# RECORDS FOR THIS TASK start

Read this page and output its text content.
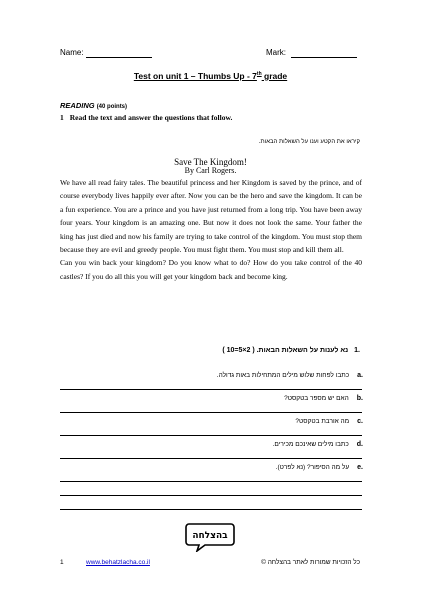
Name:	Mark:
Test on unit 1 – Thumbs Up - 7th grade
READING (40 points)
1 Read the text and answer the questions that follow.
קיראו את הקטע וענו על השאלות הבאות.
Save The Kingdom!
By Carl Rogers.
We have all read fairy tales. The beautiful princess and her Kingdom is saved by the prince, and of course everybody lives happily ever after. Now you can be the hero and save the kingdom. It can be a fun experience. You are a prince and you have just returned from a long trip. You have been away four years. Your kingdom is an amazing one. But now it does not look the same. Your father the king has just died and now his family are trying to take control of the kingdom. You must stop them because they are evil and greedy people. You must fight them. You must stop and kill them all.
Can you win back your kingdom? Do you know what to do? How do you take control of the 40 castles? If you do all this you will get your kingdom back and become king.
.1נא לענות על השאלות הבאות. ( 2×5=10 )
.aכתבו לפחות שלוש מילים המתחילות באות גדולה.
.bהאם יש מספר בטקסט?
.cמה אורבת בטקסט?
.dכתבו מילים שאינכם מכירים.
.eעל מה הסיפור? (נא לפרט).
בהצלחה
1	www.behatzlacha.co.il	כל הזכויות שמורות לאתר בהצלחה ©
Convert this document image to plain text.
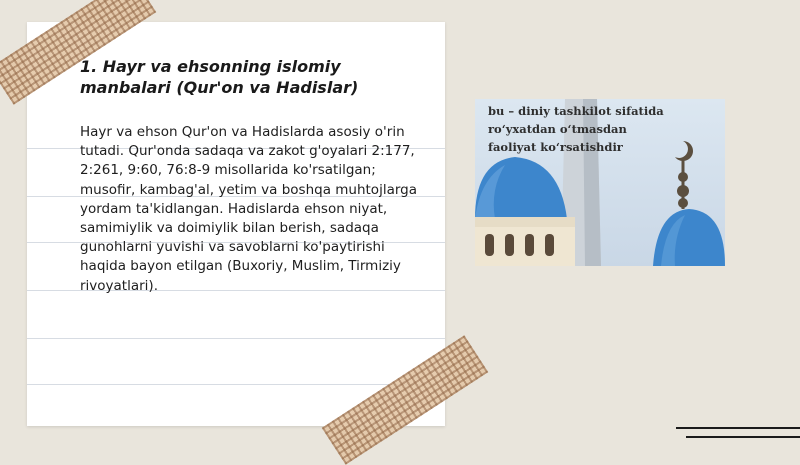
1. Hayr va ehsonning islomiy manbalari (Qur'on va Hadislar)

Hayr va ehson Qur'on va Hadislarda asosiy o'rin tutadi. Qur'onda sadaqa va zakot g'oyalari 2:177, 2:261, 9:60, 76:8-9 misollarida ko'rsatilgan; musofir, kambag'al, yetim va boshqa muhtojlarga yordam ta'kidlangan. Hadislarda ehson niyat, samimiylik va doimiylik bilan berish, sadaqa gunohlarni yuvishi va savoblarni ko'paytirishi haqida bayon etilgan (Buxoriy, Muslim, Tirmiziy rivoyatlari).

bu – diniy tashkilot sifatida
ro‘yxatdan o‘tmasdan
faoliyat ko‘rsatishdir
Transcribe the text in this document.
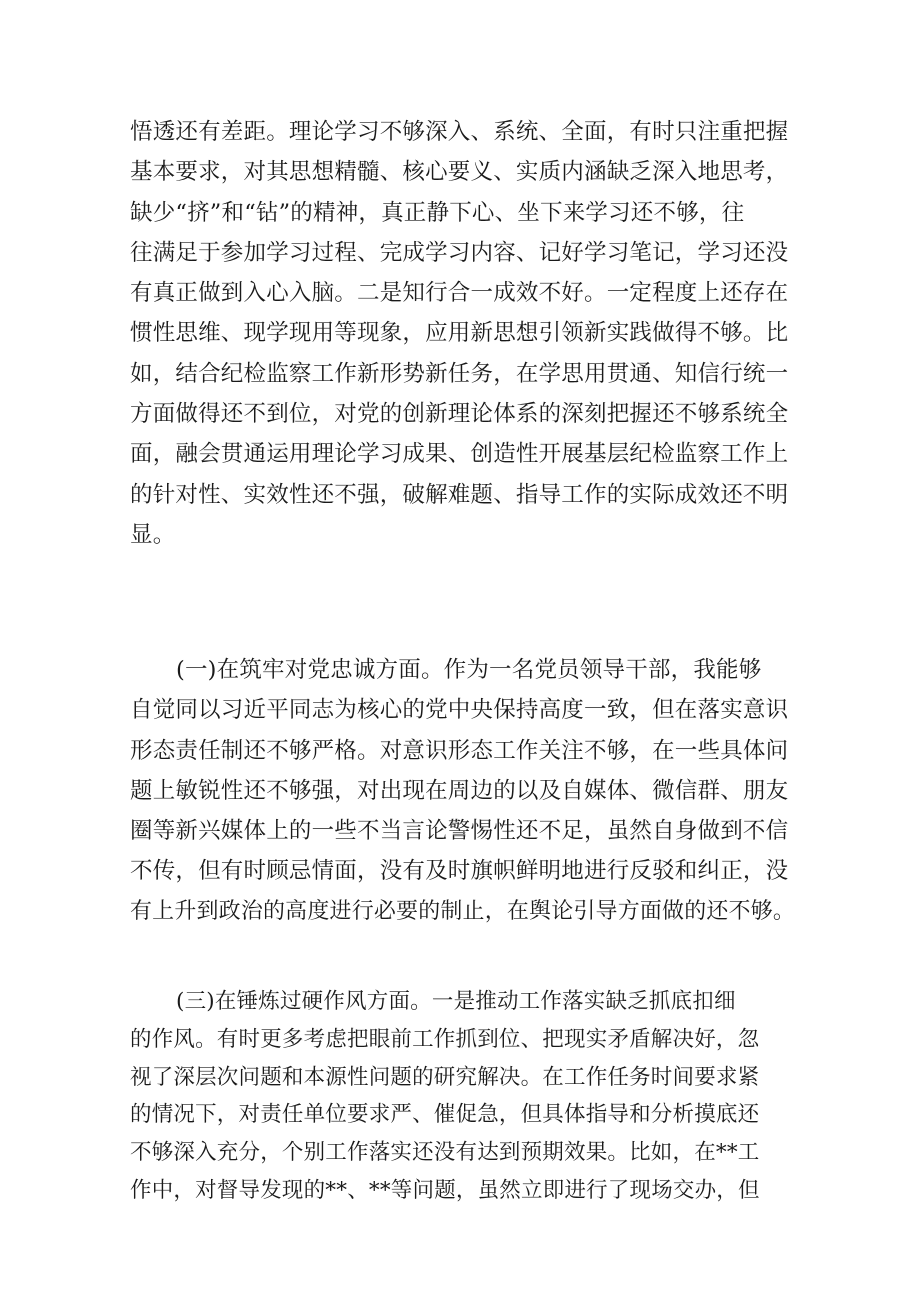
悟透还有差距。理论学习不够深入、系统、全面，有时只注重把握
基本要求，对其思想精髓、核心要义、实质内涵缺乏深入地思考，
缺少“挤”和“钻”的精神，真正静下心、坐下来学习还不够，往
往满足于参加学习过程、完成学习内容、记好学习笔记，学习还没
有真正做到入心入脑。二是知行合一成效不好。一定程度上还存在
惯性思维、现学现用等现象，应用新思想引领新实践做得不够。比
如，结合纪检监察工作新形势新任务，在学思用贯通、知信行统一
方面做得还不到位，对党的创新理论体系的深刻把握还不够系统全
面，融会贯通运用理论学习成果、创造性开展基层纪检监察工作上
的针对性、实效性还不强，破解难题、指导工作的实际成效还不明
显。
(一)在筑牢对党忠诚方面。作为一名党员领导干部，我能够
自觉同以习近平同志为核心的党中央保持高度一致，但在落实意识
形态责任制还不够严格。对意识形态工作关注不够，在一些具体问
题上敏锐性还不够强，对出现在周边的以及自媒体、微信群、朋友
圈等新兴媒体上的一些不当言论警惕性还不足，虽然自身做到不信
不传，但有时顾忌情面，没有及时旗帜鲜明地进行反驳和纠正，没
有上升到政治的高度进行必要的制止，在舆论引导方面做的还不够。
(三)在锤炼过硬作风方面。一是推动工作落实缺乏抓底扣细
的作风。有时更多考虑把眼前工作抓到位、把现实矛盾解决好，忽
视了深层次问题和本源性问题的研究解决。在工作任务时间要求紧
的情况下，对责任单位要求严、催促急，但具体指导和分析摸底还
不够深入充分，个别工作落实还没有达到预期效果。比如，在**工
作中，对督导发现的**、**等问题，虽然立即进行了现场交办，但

# RECORDS FOR THIS TASK end

▶ _PROBLEM REQUIREMENTS_: Copy everything in the records above except the pictures, exactly as written.

▶ _RESULT FOR THIS EXERCISE_:
Read this page and output its text content.
Name:	Mark:
Test on unit 1 – Thumbs Up - 7th grade
READING (40 points)
1 Read the text and answer the questions that follow.
קיראו את הקטע וענו על השאלות הבאות.
Save The Kingdom!
By Carl Rogers.
We have all read fairy tales. The beautiful princess and her Kingdom is saved by the prince, and of course everybody lives happily ever after. Now you can be the hero and save the kingdom. It can be a fun experience. You are a prince and you have just returned from a long trip. You have been away four years. Your kingdom is an amazing one. But now it does not look the same. Your father the king has just died and now his family are trying to take control of the kingdom. You must stop them because they are evil and greedy people. You must fight them. You must stop and kill them all.
Can you win back your kingdom? Do you know what to do? How do you take control of the 40 castles? If you do all this you will get your kingdom back and become king.
.1נא לענות על השאלות הבאות. ( 2×5=10 )
.aכתבו לפחות שלוש מילים המתחילות באות גדולה.
.bהאם יש מספר בטקסט?
.cמה אורבת בטקסט?
.dכתבו מילים שאינכם מכירים.
.eעל מה הסיפור? (נא לפרט).
בהצלחה
1	www.behatzlacha.co.il	כל הזכויות שמורות לאתר בהצלחה ©
Convert this document image to plain text.
1. Hayr va ehsonning islomiy manbalari (Qur'on va Hadislar)

Hayr va ehson Qur'on va Hadislarda asosiy o'rin tutadi. Qur'onda sadaqa va zakot g'oyalari 2:177, 2:261, 9:60, 76:8-9 misollarida ko'rsatilgan; musofir, kambag'al, yetim va boshqa muhtojlarga yordam ta'kidlangan. Hadislarda ehson niyat, samimiylik va doimiylik bilan berish, sadaqa gunohlarni yuvishi va savoblarni ko'paytirishi haqida bayon etilgan (Buxoriy, Muslim, Tirmiziy rivoyatlari).

bu – diniy tashkilot sifatida
ro‘yxatdan o‘tmasdan
faoliyat ko‘rsatishdir
Transcribe the text in this document.
悟透还有差距。理论学习不够深入、系统、全面，有时只注重把握
基本要求，对其思想精髓、核心要义、实质内涵缺乏深入地思考，
缺少“挤”和“钻”的精神，真正静下心、坐下来学习还不够，往
往满足于参加学习过程、完成学习内容、记好学习笔记，学习还没
有真正做到入心入脑。二是知行合一成效不好。一定程度上还存在
惯性思维、现学现用等现象，应用新思想引领新实践做得不够。比
如，结合纪检监察工作新形势新任务，在学思用贯通、知信行统一
方面做得还不到位，对党的创新理论体系的深刻把握还不够系统全
面，融会贯通运用理论学习成果、创造性开展基层纪检监察工作上
的针对性、实效性还不强，破解难题、指导工作的实际成效还不明
显。
(一)在筑牢对党忠诚方面。作为一名党员领导干部，我能够
自觉同以习近平同志为核心的党中央保持高度一致，但在落实意识
形态责任制还不够严格。对意识形态工作关注不够，在一些具体问
题上敏锐性还不够强，对出现在周边的以及自媒体、微信群、朋友
圈等新兴媒体上的一些不当言论警惕性还不足，虽然自身做到不信
不传，但有时顾忌情面，没有及时旗帜鲜明地进行反驳和纠正，没
有上升到政治的高度进行必要的制止，在舆论引导方面做的还不够。
(三)在锤炼过硬作风方面。一是推动工作落实缺乏抓底扣细
的作风。有时更多考虑把眼前工作抓到位、把现实矛盾解决好，忽
视了深层次问题和本源性问题的研究解决。在工作任务时间要求紧
的情况下，对责任单位要求严、催促急，但具体指导和分析摸底还
不够深入充分，个别工作落实还没有达到预期效果。比如，在**工
作中，对督导发现的**、**等问题，虽然立即进行了现场交办，但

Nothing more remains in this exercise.